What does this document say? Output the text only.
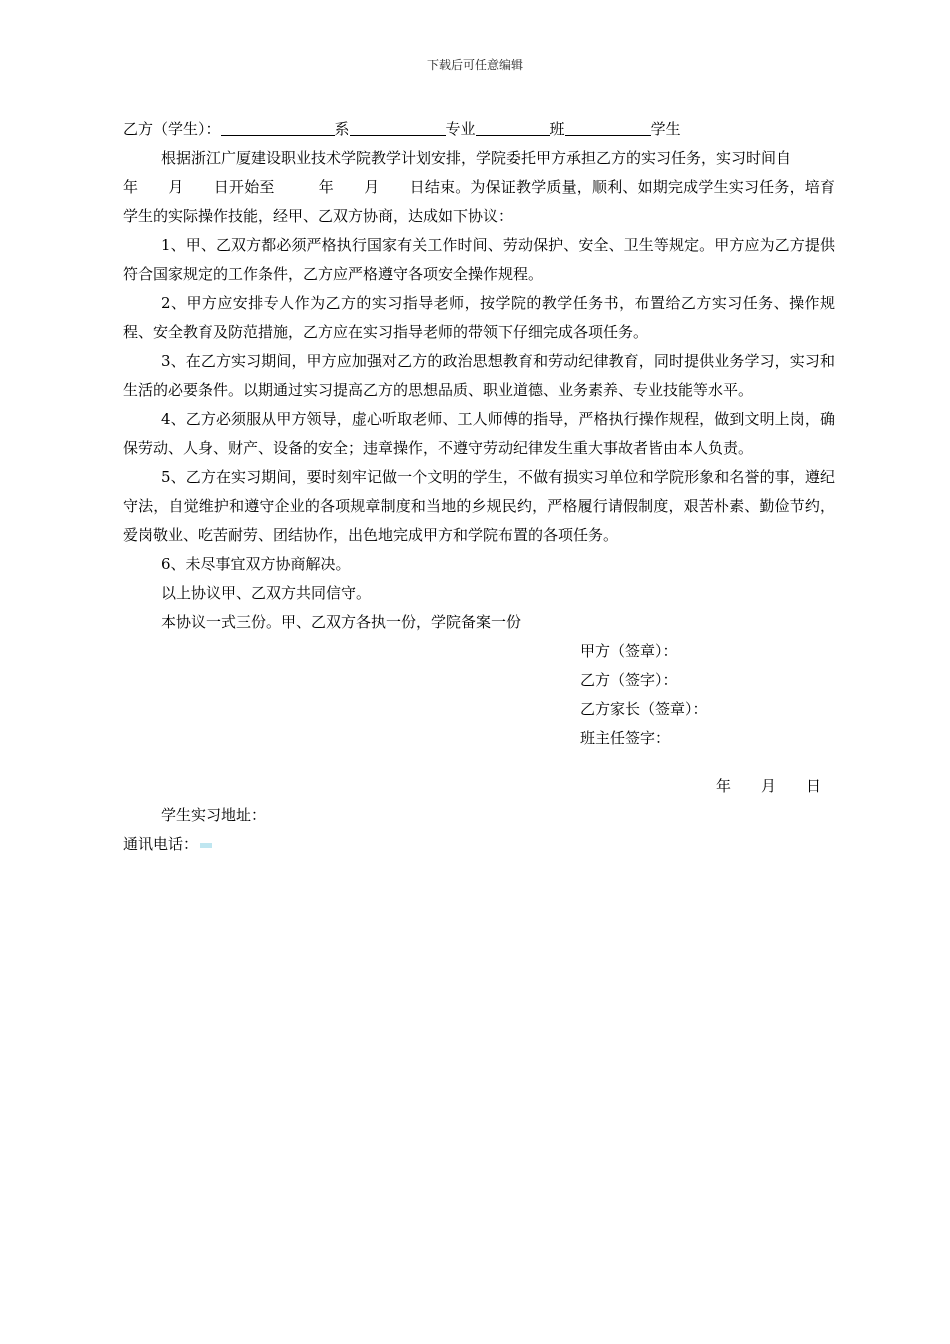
下载后可任意编辑
乙方（学生）：	系	专业	班	学生
根据浙江广厦建设职业技术学院教学计划安排，学院委托甲方承担乙方的实习任务，实习时间自年 月 日开始至	年 月 日结束。为保证教学质量，顺利、如期完成学生实习任务，培育学生的实际操作技能，经甲、乙双方协商，达成如下协议：
1、甲、乙双方都必须严格执行国家有关工作时间、劳动保护、安全、卫生等规定。甲方应为乙方提供符合国家规定的工作条件，乙方应严格遵守各项安全操作规程。
2、甲方应安排专人作为乙方的实习指导老师，按学院的教学任务书，布置给乙方实习任务、操作规程、安全教育及防范措施，乙方应在实习指导老师的带领下仔细完成各项任务。
3、在乙方实习期间，甲方应加强对乙方的政治思想教育和劳动纪律教育，同时提供业务学习，实习和生活的必要条件。以期通过实习提高乙方的思想品质、职业道德、业务素养、专业技能等水平。
4、乙方必须服从甲方领导，虚心听取老师、工人师傅的指导，严格执行操作规程，做到文明上岗，确保劳动、人身、财产、设备的安全；违章操作，不遵守劳动纪律发生重大事故者皆由本人负责。
5、乙方在实习期间，要时刻牢记做一个文明的学生，不做有损实习单位和学院形象和名誉的事，遵纪守法，自觉维护和遵守企业的各项规章制度和当地的乡规民约，严格履行请假制度，艰苦朴素、勤俭节约，爱岗敬业、吃苦耐劳、团结协作，出色地完成甲方和学院布置的各项任务。
6、未尽事宜双方协商解决。
以上协议甲、乙双方共同信守。
本协议一式三份。甲、乙双方各执一份，学院备案一份
甲方（签章）：
乙方（签字）：
乙方家长（签章）：
班主任签字：
年 月 日
学生实习地址：
通讯电话：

▸ WHAT THE EXERCISE ASKS: Reproduce all of the data exactly, omitting each picture it holds.

▸ RESULT OF THIS EXERCISE:
What does this document say? Output the text only.
下载后可任意编辑
乙方（学生）：	系	专业	班	学生
根据浙江广厦建设职业技术学院教学计划安排，学院委托甲方承担乙方的实习任务，实习时间自年 月 日开始至	年 月 日结束。为保证教学质量，顺利、如期完成学生实习任务，培育学生的实际操作技能，经甲、乙双方协商，达成如下协议：
1、甲、乙双方都必须严格执行国家有关工作时间、劳动保护、安全、卫生等规定。甲方应为乙方提供符合国家规定的工作条件，乙方应严格遵守各项安全操作规程。
2、甲方应安排专人作为乙方的实习指导老师，按学院的教学任务书，布置给乙方实习任务、操作规程、安全教育及防范措施，乙方应在实习指导老师的带领下仔细完成各项任务。
3、在乙方实习期间，甲方应加强对乙方的政治思想教育和劳动纪律教育，同时提供业务学习，实习和生活的必要条件。以期通过实习提高乙方的思想品质、职业道德、业务素养、专业技能等水平。
4、乙方必须服从甲方领导，虚心听取老师、工人师傅的指导，严格执行操作规程，做到文明上岗，确保劳动、人身、财产、设备的安全；违章操作，不遵守劳动纪律发生重大事故者皆由本人负责。
5、乙方在实习期间，要时刻牢记做一个文明的学生，不做有损实习单位和学院形象和名誉的事，遵纪守法，自觉维护和遵守企业的各项规章制度和当地的乡规民约，严格履行请假制度，艰苦朴素、勤俭节约，爱岗敬业、吃苦耐劳、团结协作，出色地完成甲方和学院布置的各项任务。
6、未尽事宜双方协商解决。
以上协议甲、乙双方共同信守。
本协议一式三份。甲、乙双方各执一份，学院备案一份
甲方（签章）：
乙方（签字）：
乙方家长（签章）：
班主任签字：
年 月 日
学生实习地址：
通讯电话：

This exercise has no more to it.